_What the exercise asks:_ Find the string "wire" and gather every line that holds it.

(Recorded data)

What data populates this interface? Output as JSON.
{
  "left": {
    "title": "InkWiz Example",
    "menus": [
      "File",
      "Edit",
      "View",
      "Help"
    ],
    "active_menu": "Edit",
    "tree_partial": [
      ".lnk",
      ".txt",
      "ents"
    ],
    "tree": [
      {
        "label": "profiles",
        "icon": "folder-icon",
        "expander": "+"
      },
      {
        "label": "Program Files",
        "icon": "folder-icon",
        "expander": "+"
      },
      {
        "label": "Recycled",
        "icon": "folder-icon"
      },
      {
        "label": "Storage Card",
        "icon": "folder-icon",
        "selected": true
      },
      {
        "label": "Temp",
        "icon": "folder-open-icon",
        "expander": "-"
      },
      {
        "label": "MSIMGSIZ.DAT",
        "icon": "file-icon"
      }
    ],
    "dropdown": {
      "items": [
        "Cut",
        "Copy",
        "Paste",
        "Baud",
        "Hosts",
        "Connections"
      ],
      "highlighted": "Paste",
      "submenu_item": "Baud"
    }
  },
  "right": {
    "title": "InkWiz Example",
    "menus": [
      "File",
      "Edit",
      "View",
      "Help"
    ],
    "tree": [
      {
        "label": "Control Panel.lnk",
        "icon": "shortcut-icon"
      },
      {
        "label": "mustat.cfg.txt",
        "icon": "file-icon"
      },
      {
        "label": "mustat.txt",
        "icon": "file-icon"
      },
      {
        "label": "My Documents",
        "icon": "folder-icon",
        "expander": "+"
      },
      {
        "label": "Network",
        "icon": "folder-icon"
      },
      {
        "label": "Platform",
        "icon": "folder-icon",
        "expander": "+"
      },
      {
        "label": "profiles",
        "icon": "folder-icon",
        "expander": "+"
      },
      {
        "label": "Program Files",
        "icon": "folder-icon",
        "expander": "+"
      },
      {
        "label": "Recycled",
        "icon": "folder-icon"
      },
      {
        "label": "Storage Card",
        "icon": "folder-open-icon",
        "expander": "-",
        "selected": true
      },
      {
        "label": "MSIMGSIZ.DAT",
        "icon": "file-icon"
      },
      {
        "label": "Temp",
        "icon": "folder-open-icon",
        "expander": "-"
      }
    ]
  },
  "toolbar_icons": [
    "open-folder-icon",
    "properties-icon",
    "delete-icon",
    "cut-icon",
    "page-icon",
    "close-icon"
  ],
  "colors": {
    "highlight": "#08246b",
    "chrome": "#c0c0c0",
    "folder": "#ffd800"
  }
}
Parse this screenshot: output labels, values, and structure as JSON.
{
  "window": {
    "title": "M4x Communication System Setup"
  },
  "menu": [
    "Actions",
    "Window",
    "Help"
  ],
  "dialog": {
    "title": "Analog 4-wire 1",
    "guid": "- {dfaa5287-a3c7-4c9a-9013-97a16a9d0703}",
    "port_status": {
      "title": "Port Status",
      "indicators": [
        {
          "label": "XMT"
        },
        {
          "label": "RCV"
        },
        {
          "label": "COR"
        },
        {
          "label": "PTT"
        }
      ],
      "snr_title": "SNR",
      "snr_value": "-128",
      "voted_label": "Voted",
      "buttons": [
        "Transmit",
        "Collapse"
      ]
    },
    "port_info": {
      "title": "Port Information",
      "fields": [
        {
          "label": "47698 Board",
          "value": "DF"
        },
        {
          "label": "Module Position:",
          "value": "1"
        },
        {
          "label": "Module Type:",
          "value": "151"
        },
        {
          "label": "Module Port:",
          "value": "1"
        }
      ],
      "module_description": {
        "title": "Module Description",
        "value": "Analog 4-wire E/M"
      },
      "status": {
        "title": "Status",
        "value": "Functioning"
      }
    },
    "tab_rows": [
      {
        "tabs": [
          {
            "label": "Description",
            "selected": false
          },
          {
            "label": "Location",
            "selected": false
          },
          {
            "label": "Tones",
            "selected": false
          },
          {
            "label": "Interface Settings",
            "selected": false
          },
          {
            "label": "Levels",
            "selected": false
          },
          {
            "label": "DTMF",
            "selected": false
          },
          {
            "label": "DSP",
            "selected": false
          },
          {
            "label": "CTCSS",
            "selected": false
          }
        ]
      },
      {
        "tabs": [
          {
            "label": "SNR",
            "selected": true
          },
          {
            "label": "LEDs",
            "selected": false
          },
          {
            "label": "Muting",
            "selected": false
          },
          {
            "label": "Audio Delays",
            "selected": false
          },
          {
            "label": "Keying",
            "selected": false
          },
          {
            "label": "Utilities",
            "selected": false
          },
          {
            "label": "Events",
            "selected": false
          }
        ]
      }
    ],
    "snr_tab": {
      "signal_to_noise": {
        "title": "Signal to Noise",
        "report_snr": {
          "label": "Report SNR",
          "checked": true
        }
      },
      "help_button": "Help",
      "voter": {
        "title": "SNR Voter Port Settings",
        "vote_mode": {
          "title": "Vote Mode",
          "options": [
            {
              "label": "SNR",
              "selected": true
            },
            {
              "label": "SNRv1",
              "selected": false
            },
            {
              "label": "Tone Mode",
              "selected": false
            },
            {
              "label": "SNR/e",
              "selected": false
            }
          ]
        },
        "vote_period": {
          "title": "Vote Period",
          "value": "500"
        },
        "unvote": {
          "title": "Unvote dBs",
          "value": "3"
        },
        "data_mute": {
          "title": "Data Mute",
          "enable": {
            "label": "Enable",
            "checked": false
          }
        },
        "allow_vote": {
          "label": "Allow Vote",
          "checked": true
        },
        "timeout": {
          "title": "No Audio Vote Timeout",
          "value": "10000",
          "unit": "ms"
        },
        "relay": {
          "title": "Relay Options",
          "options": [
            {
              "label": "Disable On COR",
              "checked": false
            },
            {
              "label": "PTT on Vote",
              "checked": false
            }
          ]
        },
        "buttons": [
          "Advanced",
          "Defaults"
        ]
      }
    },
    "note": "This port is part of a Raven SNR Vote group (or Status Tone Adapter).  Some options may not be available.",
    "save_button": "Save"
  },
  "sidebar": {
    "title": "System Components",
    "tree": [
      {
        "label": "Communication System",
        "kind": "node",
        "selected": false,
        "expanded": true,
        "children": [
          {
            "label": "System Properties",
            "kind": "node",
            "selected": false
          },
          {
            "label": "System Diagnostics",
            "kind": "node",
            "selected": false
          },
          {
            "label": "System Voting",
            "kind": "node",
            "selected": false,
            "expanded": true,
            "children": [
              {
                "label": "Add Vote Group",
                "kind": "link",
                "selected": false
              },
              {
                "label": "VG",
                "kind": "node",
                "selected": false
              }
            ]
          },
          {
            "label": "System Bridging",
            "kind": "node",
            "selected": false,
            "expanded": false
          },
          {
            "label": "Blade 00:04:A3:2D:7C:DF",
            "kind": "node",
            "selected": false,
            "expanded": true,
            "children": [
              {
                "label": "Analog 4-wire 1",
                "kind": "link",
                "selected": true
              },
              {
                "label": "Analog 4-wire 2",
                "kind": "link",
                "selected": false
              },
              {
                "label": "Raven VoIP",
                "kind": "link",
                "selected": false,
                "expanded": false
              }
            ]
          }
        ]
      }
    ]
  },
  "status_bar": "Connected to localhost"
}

_Written answer:_
    "title": "Analog 4-wire 1",
        "value": "Analog 4-wire E/M"
                "label": "Analog 4-wire 1",
                "label": "Analog 4-wire 2",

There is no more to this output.